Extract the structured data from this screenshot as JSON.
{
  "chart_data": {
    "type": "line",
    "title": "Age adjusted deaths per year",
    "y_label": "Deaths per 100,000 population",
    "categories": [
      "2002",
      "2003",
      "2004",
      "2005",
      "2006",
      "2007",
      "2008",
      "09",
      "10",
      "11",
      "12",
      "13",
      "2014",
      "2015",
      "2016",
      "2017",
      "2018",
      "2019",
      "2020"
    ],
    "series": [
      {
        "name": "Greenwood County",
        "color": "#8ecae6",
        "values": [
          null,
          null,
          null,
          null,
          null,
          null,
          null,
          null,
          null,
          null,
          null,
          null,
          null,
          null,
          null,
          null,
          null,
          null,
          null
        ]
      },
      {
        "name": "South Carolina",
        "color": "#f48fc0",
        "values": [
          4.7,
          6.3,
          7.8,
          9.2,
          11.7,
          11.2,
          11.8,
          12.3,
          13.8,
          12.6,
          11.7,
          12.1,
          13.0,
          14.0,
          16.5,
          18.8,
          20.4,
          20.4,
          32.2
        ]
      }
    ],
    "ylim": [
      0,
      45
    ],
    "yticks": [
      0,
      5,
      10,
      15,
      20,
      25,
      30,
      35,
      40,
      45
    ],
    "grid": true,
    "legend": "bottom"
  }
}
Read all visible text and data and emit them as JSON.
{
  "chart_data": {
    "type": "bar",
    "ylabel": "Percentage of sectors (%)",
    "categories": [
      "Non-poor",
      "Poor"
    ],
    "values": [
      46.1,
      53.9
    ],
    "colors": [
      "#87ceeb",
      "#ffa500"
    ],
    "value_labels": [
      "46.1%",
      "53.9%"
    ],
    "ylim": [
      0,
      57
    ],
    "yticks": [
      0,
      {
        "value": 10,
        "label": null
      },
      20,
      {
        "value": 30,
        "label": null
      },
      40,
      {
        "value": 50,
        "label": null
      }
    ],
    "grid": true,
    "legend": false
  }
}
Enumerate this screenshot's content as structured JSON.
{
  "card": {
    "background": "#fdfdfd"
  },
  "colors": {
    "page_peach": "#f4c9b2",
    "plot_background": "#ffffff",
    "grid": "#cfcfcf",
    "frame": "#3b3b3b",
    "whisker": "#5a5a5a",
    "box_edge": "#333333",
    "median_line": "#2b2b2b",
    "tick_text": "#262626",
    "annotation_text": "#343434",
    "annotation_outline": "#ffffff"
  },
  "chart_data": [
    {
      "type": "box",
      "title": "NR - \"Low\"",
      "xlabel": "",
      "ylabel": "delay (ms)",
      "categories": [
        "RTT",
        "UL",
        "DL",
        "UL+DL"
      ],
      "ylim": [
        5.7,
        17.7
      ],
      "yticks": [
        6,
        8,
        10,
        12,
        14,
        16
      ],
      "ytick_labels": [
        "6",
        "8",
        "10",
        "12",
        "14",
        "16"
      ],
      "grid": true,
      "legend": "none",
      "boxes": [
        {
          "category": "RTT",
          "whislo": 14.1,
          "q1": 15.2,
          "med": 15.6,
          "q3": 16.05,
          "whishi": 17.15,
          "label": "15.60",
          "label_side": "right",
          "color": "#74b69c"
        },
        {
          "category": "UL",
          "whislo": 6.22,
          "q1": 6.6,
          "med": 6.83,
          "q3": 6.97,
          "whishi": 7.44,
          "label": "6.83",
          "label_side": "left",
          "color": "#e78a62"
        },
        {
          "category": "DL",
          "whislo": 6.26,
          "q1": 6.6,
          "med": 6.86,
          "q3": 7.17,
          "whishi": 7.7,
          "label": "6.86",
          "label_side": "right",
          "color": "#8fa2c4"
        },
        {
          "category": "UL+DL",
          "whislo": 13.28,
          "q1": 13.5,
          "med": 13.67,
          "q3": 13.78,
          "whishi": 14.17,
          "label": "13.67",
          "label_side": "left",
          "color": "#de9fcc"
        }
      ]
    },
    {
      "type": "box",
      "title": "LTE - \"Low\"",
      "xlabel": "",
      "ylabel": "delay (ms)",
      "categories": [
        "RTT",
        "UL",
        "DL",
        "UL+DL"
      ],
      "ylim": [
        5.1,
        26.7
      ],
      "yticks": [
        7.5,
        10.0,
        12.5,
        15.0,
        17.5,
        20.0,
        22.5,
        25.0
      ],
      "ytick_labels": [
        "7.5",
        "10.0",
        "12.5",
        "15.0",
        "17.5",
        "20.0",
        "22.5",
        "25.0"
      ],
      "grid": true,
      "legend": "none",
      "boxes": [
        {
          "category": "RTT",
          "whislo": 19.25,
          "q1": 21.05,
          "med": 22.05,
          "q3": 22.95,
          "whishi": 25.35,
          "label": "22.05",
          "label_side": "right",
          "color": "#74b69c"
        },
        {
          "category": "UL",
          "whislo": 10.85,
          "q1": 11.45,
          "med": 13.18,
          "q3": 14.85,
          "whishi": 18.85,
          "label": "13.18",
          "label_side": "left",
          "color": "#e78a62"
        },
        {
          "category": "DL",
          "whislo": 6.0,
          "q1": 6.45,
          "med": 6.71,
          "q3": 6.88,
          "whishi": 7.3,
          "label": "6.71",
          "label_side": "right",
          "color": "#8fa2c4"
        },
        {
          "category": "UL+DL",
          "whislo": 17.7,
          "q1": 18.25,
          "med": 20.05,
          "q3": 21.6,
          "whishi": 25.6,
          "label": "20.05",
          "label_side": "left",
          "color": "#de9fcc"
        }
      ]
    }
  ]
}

━━━━━━━━━━━━━━━━━━━━━━━━━━━━━━

*Exercise prompt*
Return each full line of the entries that contains the word "title".

*Completed task*
    "title": "Age adjusted deaths per year",
      "title": "NR - \"Low\"",
      "title": "LTE - \"Low\"",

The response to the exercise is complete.